### Task directions
Filter the records below for the word "ylabel". Copy each line that holds it.

### Data
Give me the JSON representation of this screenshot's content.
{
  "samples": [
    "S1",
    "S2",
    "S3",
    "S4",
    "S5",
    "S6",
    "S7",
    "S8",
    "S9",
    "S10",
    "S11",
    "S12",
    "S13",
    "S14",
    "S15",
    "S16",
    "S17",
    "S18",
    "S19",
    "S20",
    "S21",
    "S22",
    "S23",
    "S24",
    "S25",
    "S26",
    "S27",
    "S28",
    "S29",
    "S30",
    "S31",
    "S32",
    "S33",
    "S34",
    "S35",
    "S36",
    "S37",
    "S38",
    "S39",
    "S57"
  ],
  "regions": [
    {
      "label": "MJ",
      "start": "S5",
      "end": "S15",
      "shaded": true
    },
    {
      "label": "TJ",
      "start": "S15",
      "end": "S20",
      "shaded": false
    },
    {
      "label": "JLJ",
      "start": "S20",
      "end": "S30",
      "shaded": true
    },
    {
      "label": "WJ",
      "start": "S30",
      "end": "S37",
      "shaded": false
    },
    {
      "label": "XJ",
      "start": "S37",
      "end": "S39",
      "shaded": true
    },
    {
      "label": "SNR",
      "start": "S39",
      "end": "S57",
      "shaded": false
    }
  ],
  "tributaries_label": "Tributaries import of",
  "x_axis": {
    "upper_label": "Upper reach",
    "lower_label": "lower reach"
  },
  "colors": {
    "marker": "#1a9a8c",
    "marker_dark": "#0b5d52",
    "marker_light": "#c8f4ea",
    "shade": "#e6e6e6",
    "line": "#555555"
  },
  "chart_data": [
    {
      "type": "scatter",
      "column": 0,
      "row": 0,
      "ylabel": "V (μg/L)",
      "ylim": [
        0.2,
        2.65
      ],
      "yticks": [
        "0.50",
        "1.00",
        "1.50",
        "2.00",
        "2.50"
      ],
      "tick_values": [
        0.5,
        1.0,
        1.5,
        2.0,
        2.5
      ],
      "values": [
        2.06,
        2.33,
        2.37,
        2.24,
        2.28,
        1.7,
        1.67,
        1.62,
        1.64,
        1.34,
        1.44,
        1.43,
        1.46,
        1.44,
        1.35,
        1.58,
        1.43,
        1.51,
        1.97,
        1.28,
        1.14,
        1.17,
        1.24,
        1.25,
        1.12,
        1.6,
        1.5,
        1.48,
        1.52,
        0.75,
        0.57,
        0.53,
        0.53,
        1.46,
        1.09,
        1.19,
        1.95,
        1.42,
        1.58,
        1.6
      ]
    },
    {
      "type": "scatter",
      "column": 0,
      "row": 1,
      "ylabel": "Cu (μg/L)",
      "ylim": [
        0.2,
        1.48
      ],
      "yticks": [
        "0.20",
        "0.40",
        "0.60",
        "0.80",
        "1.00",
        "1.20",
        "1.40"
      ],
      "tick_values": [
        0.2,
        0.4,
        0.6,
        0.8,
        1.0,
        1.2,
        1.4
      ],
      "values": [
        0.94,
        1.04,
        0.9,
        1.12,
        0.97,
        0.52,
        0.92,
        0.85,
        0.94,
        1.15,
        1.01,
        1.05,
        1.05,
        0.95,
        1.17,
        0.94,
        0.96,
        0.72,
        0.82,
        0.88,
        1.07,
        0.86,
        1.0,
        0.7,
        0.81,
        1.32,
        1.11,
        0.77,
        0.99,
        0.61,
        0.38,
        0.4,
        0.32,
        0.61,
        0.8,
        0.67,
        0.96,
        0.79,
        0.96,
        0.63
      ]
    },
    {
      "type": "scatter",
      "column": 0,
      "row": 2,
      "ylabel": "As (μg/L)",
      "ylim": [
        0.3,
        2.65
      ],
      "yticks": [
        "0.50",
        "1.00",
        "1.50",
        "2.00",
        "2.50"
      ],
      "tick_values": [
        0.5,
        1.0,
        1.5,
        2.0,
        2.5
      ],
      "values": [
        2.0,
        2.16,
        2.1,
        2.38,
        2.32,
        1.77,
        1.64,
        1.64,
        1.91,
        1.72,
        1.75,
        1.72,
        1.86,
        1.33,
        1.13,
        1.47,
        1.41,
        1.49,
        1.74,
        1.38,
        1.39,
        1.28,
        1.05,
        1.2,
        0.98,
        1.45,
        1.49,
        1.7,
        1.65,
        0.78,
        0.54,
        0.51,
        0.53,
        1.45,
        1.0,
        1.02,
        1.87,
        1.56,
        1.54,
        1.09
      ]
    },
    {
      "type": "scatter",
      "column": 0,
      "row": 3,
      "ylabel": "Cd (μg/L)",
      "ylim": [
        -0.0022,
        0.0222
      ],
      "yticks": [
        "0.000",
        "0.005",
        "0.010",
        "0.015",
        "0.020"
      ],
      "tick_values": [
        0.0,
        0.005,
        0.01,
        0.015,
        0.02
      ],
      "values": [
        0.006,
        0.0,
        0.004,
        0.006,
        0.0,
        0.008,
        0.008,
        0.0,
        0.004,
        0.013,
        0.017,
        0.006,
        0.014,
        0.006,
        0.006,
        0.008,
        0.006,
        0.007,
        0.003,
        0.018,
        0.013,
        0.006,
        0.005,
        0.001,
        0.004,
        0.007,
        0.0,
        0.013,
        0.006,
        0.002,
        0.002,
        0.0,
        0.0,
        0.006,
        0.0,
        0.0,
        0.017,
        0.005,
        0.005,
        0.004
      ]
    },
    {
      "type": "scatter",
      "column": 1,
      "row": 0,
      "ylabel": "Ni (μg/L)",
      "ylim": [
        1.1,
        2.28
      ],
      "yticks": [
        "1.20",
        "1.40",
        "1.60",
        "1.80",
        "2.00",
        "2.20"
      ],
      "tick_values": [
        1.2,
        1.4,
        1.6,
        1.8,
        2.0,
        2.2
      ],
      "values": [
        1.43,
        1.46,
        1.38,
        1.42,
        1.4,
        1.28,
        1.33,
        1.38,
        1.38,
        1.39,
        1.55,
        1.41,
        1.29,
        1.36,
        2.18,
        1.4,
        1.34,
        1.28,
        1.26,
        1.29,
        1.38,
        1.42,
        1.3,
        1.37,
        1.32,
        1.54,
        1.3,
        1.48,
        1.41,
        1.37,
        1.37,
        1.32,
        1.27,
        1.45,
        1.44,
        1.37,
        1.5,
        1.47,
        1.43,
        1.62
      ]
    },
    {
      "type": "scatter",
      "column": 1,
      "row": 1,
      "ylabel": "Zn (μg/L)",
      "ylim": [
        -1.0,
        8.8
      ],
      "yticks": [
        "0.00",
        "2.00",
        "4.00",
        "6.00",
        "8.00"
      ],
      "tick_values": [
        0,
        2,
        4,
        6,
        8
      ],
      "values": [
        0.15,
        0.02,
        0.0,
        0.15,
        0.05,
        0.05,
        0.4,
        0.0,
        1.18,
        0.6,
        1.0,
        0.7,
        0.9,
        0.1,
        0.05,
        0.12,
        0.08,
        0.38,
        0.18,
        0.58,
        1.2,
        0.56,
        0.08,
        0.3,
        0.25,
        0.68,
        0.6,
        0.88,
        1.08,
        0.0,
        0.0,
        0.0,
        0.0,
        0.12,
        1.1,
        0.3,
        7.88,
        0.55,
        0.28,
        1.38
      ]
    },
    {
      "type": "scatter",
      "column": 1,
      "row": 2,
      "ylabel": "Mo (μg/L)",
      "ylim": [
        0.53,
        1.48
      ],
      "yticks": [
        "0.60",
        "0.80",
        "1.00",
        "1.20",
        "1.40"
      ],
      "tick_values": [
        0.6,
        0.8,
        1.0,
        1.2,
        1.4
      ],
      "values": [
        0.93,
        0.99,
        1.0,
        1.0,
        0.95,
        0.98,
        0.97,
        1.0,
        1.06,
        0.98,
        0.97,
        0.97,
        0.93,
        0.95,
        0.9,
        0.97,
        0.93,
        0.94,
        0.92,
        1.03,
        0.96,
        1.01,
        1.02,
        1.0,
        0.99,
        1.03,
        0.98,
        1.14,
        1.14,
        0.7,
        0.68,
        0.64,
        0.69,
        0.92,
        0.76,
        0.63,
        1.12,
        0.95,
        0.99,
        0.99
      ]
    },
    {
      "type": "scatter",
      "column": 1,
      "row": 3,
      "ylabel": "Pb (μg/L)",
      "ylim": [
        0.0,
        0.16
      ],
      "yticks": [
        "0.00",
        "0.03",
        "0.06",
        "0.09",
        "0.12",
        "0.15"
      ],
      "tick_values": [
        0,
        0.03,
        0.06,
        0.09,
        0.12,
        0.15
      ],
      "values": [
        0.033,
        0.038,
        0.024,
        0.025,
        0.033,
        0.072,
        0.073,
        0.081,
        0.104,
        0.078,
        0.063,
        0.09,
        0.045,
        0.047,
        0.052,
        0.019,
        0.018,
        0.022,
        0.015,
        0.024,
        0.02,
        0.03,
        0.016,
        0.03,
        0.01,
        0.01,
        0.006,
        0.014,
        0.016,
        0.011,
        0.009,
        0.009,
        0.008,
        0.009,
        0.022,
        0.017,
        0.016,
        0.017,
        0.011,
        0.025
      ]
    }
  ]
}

### Solved problem
      "ylabel": "V (μg/L)",
      "ylabel": "Cu (μg/L)",
      "ylabel": "As (μg/L)",
      "ylabel": "Cd (μg/L)",
      "ylabel": "Ni (μg/L)",
      "ylabel": "Zn (μg/L)",
      "ylabel": "Mo (μg/L)",
      "ylabel": "Pb (μg/L)",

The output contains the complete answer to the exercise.